| Activity |
Quote, word for word and in full, the passage below on vaccination percentages in patients with CD versus UC.

| Passage shown |
━━━━

Concerning percentages of vaccination by diagnosis, our results showed that administration of the vaccine against hepatitis B virus and administration of PCV13 were more common in patients with CD versus UC. This was consistent with that reported in other studies.15 The higher percentage of administration of these vaccines in CD might be explained by the larger number of patients with this disease being treated with biologic therapy and therefore requiring more care from the treating team. It is important to consider that, in Chile, Law 20.850 came into force for patients with CD in January 2017 and for patients with UC in July 2019. This might have had an impact on the higher percentage of patients with CD treated with these drugs.

━━━━

| Listed records |
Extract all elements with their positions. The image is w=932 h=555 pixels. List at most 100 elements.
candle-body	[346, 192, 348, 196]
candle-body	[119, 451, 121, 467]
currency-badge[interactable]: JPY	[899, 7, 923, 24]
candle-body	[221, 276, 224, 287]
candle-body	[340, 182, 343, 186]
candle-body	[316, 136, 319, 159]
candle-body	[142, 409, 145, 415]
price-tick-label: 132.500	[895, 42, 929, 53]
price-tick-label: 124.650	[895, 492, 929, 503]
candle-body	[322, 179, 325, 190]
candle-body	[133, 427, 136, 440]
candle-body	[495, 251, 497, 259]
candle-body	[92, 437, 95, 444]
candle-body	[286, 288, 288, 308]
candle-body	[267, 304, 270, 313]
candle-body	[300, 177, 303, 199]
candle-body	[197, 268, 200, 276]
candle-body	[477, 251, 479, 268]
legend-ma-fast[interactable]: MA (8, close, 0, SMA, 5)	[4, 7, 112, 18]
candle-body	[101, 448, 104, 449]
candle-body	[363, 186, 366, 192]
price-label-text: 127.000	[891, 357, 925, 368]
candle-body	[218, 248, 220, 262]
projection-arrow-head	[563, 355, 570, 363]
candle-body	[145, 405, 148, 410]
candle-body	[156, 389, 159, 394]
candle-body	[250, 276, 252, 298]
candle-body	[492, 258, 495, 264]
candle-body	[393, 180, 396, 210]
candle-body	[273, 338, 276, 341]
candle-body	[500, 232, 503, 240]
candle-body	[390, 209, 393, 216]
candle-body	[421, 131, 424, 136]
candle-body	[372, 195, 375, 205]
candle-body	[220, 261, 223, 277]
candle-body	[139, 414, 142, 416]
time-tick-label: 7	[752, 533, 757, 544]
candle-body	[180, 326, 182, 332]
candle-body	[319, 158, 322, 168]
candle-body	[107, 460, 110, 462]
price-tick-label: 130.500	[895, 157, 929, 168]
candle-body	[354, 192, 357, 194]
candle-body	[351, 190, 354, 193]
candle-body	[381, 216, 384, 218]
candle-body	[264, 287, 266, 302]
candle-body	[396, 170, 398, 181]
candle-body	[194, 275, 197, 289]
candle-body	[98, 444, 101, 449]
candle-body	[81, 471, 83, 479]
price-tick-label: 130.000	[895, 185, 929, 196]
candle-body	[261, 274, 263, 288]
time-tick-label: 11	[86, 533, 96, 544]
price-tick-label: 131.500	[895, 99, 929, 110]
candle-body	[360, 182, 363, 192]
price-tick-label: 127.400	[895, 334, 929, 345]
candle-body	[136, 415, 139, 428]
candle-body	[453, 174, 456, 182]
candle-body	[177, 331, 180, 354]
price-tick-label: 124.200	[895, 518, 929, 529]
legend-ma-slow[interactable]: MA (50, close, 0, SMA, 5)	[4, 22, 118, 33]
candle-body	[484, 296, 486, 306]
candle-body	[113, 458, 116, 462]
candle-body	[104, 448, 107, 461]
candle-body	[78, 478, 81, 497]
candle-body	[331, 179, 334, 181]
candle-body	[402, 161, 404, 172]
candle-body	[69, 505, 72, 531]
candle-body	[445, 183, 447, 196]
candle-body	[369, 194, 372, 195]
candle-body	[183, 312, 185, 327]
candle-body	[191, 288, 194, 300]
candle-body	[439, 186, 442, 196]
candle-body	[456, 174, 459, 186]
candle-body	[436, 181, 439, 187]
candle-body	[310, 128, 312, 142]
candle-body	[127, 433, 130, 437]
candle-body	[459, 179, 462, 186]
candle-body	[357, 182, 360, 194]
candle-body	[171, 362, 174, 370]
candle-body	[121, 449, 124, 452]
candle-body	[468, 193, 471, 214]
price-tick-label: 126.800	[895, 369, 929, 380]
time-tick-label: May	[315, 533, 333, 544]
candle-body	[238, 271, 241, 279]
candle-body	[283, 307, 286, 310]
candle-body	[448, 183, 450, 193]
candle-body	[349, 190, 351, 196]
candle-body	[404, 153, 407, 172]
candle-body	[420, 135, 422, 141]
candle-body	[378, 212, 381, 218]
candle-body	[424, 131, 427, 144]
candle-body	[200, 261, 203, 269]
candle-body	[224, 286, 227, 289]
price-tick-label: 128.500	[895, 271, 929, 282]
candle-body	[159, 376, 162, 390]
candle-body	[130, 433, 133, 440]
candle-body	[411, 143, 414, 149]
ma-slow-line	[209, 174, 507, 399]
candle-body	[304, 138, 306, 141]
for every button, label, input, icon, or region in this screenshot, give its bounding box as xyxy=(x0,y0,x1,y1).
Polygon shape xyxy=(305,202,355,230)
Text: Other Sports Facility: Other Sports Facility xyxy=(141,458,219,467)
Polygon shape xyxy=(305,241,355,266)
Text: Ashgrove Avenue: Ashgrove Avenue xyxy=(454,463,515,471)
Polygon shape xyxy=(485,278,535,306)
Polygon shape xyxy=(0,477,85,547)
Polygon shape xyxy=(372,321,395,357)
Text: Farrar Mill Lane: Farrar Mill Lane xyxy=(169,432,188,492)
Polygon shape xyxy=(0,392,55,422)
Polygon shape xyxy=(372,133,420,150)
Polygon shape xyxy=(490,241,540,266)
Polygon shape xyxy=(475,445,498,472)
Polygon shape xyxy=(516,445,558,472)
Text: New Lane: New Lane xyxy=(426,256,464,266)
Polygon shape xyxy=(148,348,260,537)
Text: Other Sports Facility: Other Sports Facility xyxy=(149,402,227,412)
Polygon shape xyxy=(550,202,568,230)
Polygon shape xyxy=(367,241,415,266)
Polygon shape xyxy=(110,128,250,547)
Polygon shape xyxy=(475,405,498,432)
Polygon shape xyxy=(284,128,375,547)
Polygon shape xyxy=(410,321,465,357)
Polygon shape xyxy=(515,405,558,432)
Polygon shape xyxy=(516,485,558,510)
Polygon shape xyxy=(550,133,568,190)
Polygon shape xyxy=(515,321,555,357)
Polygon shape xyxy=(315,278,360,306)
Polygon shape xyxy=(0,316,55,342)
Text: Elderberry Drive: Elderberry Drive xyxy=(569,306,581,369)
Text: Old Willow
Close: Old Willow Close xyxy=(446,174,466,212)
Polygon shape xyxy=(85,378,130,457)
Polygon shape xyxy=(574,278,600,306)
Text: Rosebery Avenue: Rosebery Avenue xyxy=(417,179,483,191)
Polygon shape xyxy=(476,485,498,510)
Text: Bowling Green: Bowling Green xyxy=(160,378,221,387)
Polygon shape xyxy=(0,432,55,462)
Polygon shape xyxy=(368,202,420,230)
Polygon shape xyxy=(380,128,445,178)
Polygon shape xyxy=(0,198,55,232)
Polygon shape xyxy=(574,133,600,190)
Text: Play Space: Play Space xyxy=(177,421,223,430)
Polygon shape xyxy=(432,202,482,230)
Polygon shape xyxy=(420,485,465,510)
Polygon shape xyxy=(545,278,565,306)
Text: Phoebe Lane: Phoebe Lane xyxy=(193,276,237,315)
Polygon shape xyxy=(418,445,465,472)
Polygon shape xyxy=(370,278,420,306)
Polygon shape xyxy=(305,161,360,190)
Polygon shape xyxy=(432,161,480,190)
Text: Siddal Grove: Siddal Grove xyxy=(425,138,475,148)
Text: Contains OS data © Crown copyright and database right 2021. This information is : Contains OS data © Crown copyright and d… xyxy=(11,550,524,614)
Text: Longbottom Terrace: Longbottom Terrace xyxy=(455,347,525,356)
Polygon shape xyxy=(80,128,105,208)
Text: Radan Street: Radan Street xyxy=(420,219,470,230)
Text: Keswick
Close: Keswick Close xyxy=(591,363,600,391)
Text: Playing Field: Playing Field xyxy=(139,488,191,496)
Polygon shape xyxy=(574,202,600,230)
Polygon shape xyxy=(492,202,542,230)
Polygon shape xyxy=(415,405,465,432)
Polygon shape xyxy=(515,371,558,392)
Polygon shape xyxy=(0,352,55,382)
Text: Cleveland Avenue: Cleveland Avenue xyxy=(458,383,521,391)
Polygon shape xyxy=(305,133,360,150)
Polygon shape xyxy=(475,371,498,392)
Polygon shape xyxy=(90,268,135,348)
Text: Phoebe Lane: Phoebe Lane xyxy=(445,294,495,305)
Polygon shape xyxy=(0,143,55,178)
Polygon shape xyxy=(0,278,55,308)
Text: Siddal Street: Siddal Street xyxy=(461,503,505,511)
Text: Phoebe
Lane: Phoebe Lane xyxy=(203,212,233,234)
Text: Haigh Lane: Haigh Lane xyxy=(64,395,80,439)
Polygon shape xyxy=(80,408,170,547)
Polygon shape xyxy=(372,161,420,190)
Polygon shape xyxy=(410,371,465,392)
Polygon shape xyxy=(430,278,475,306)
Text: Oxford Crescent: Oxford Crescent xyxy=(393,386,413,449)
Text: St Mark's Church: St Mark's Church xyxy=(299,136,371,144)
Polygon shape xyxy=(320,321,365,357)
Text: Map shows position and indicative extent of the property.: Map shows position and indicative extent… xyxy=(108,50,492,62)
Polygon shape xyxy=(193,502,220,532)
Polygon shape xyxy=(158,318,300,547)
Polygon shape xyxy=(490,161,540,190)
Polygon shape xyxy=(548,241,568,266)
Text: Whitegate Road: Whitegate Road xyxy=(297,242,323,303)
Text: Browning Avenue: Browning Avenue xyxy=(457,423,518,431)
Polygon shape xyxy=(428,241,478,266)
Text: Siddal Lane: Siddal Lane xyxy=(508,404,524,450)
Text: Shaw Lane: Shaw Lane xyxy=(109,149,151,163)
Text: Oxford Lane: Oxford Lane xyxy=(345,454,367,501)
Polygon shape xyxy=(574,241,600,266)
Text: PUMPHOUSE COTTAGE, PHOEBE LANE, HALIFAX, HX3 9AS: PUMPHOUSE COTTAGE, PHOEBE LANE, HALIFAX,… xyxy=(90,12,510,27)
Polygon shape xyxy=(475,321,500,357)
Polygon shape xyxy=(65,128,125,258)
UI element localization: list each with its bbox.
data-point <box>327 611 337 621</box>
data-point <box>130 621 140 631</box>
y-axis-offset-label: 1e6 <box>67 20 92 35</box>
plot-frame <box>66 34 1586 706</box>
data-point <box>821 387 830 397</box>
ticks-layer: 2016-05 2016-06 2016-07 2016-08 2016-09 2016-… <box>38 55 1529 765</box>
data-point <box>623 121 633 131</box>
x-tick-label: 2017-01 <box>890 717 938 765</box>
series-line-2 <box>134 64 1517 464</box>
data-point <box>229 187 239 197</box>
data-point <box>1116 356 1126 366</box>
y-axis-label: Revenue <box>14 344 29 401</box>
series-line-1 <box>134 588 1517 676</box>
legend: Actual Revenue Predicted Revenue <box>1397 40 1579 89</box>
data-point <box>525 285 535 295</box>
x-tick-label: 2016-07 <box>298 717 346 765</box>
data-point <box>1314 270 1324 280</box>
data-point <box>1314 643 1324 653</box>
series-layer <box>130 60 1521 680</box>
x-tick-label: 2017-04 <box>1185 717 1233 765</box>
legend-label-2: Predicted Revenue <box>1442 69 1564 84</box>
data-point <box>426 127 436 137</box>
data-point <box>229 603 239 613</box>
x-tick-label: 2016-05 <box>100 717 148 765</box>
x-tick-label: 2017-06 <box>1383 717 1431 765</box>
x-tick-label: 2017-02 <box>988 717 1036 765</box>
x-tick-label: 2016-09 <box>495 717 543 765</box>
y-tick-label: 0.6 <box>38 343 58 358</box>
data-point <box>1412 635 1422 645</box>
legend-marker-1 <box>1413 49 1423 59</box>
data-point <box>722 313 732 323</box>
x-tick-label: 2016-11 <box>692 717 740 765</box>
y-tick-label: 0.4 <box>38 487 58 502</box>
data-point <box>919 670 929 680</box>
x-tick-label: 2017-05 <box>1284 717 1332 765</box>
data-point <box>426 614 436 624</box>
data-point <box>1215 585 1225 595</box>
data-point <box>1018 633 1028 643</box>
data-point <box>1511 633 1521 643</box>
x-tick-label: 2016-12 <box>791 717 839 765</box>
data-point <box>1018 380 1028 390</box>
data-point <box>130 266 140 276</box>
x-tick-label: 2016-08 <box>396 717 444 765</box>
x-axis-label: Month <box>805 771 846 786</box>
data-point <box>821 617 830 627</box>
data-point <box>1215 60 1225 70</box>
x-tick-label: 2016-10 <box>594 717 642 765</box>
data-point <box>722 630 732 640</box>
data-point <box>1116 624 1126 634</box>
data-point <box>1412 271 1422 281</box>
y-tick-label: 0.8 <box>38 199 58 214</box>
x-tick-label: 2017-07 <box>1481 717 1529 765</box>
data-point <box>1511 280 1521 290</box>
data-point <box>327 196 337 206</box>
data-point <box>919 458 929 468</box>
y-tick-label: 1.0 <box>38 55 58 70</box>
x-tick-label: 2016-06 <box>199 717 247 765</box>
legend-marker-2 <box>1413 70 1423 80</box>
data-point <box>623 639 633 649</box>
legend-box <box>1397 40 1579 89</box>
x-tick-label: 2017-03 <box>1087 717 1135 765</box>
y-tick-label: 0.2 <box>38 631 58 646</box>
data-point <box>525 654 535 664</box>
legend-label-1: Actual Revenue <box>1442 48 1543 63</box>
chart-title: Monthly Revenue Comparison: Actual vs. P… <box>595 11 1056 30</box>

━━━━

| Reply to the exercise |
Concerning percentages of vaccination by diagnosis, our results showed that administration of the vaccine against hepatitis B virus and administration of PCV13 were more common in patients with CD versus UC. This was consistent with that reported in other studies.15 The higher percentage of administration of these vaccines in CD might be explained by the larger number of patients with this disease being treated with biologic therapy and therefore requiring more care from the treating team. It is important to consider that, in Chile, Law 20.850 came into force for patients with CD in January 2017 and for patients with UC in July 2019. This might have had an impact on the higher percentage of patients with CD treated with these drugs.